— start of Data listing —
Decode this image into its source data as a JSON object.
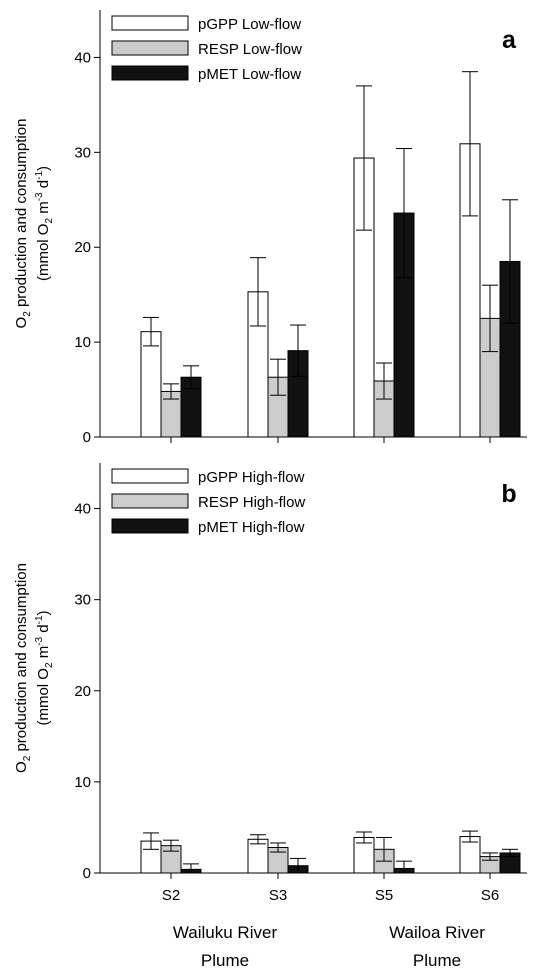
{
  "chart_data": [
    {
      "type": "bar",
      "panel_label": "a",
      "ylabel_main": "O",
      "ylabel_sub": "2",
      "ylabel_rest": " production and consumption",
      "ylabel_unit_prefix": "(mmol O",
      "ylabel_unit_sub": "2",
      "ylabel_unit_m": " m",
      "ylabel_unit_sup1": "-3",
      "ylabel_unit_d": " d",
      "ylabel_unit_sup2": "-1",
      "ylabel_unit_close": ")",
      "ylim": [
        0,
        45
      ],
      "yticks": [
        "0",
        "10",
        "20",
        "30",
        "40"
      ],
      "ytick_values": [
        0,
        10,
        20,
        30,
        40
      ],
      "categories": [
        "S2",
        "S3",
        "S5",
        "S6"
      ],
      "legend_position": "top-left",
      "series": [
        {
          "name": "pGPP Low-flow",
          "color": "#ffffff",
          "values": [
            11.1,
            15.3,
            29.4,
            30.9
          ],
          "errors": [
            1.5,
            3.6,
            7.6,
            7.6
          ]
        },
        {
          "name": "RESP Low-flow",
          "color": "#cccccc",
          "values": [
            4.8,
            6.3,
            5.9,
            12.5
          ],
          "errors": [
            0.8,
            1.9,
            1.9,
            3.5
          ]
        },
        {
          "name": "pMET Low-flow",
          "color": "#111111",
          "values": [
            6.3,
            9.1,
            23.6,
            18.5
          ],
          "errors": [
            1.2,
            2.7,
            6.8,
            6.5
          ]
        }
      ]
    },
    {
      "type": "bar",
      "panel_label": "b",
      "ylabel_main": "O",
      "ylabel_sub": "2",
      "ylabel_rest": " production and consumption",
      "ylabel_unit_prefix": "(mmol O",
      "ylabel_unit_sub": "2",
      "ylabel_unit_m": " m",
      "ylabel_unit_sup1": "-3",
      "ylabel_unit_d": " d",
      "ylabel_unit_sup2": "-1",
      "ylabel_unit_close": ")",
      "ylim": [
        0,
        45
      ],
      "yticks": [
        "0",
        "10",
        "20",
        "30",
        "40"
      ],
      "ytick_values": [
        0,
        10,
        20,
        30,
        40
      ],
      "categories": [
        "S2",
        "S3",
        "S5",
        "S6"
      ],
      "legend_position": "top-left",
      "series": [
        {
          "name": "pGPP High-flow",
          "color": "#ffffff",
          "values": [
            3.5,
            3.7,
            3.9,
            4.0
          ],
          "errors": [
            0.9,
            0.5,
            0.6,
            0.6
          ]
        },
        {
          "name": "RESP High-flow",
          "color": "#cccccc",
          "values": [
            3.0,
            2.8,
            2.6,
            1.8
          ],
          "errors": [
            0.6,
            0.5,
            1.3,
            0.4
          ]
        },
        {
          "name": "pMET High-flow",
          "color": "#111111",
          "values": [
            0.4,
            0.8,
            0.5,
            2.2
          ],
          "errors": [
            0.6,
            0.8,
            0.8,
            0.4
          ]
        }
      ]
    }
  ],
  "groups": [
    {
      "line1": "Wailuku River",
      "line2": "Plume"
    },
    {
      "line1": "Wailoa River",
      "line2": "Plume"
    }
  ]
}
— end of Data listing —
◆ What this task involves ◆
Leave out the pictures and give the rest of the records again exactly.

◆ Written reply ◆
Decode this image into its source data as a JSON object.
{
  "chart_data": [
    {
      "type": "bar",
      "panel_label": "a",
      "ylabel_main": "O",
      "ylabel_sub": "2",
      "ylabel_rest": " production and consumption",
      "ylabel_unit_prefix": "(mmol O",
      "ylabel_unit_sub": "2",
      "ylabel_unit_m": " m",
      "ylabel_unit_sup1": "-3",
      "ylabel_unit_d": " d",
      "ylabel_unit_sup2": "-1",
      "ylabel_unit_close": ")",
      "ylim": [
        0,
        45
      ],
      "yticks": [
        "0",
        "10",
        "20",
        "30",
        "40"
      ],
      "ytick_values": [
        0,
        10,
        20,
        30,
        40
      ],
      "categories": [
        "S2",
        "S3",
        "S5",
        "S6"
      ],
      "legend_position": "top-left",
      "series": [
        {
          "name": "pGPP Low-flow",
          "color": "#ffffff",
          "values": [
            11.1,
            15.3,
            29.4,
            30.9
          ],
          "errors": [
            1.5,
            3.6,
            7.6,
            7.6
          ]
        },
        {
          "name": "RESP Low-flow",
          "color": "#cccccc",
          "values": [
            4.8,
            6.3,
            5.9,
            12.5
          ],
          "errors": [
            0.8,
            1.9,
            1.9,
            3.5
          ]
        },
        {
          "name": "pMET Low-flow",
          "color": "#111111",
          "values": [
            6.3,
            9.1,
            23.6,
            18.5
          ],
          "errors": [
            1.2,
            2.7,
            6.8,
            6.5
          ]
        }
      ]
    },
    {
      "type": "bar",
      "panel_label": "b",
      "ylabel_main": "O",
      "ylabel_sub": "2",
      "ylabel_rest": " production and consumption",
      "ylabel_unit_prefix": "(mmol O",
      "ylabel_unit_sub": "2",
      "ylabel_unit_m": " m",
      "ylabel_unit_sup1": "-3",
      "ylabel_unit_d": " d",
      "ylabel_unit_sup2": "-1",
      "ylabel_unit_close": ")",
      "ylim": [
        0,
        45
      ],
      "yticks": [
        "0",
        "10",
        "20",
        "30",
        "40"
      ],
      "ytick_values": [
        0,
        10,
        20,
        30,
        40
      ],
      "categories": [
        "S2",
        "S3",
        "S5",
        "S6"
      ],
      "legend_position": "top-left",
      "series": [
        {
          "name": "pGPP High-flow",
          "color": "#ffffff",
          "values": [
            3.5,
            3.7,
            3.9,
            4.0
          ],
          "errors": [
            0.9,
            0.5,
            0.6,
            0.6
          ]
        },
        {
          "name": "RESP High-flow",
          "color": "#cccccc",
          "values": [
            3.0,
            2.8,
            2.6,
            1.8
          ],
          "errors": [
            0.6,
            0.5,
            1.3,
            0.4
          ]
        },
        {
          "name": "pMET High-flow",
          "color": "#111111",
          "values": [
            0.4,
            0.8,
            0.5,
            2.2
          ],
          "errors": [
            0.6,
            0.8,
            0.8,
            0.4
          ]
        }
      ]
    }
  ],
  "groups": [
    {
      "line1": "Wailuku River",
      "line2": "Plume"
    },
    {
      "line1": "Wailoa River",
      "line2": "Plume"
    }
  ]
}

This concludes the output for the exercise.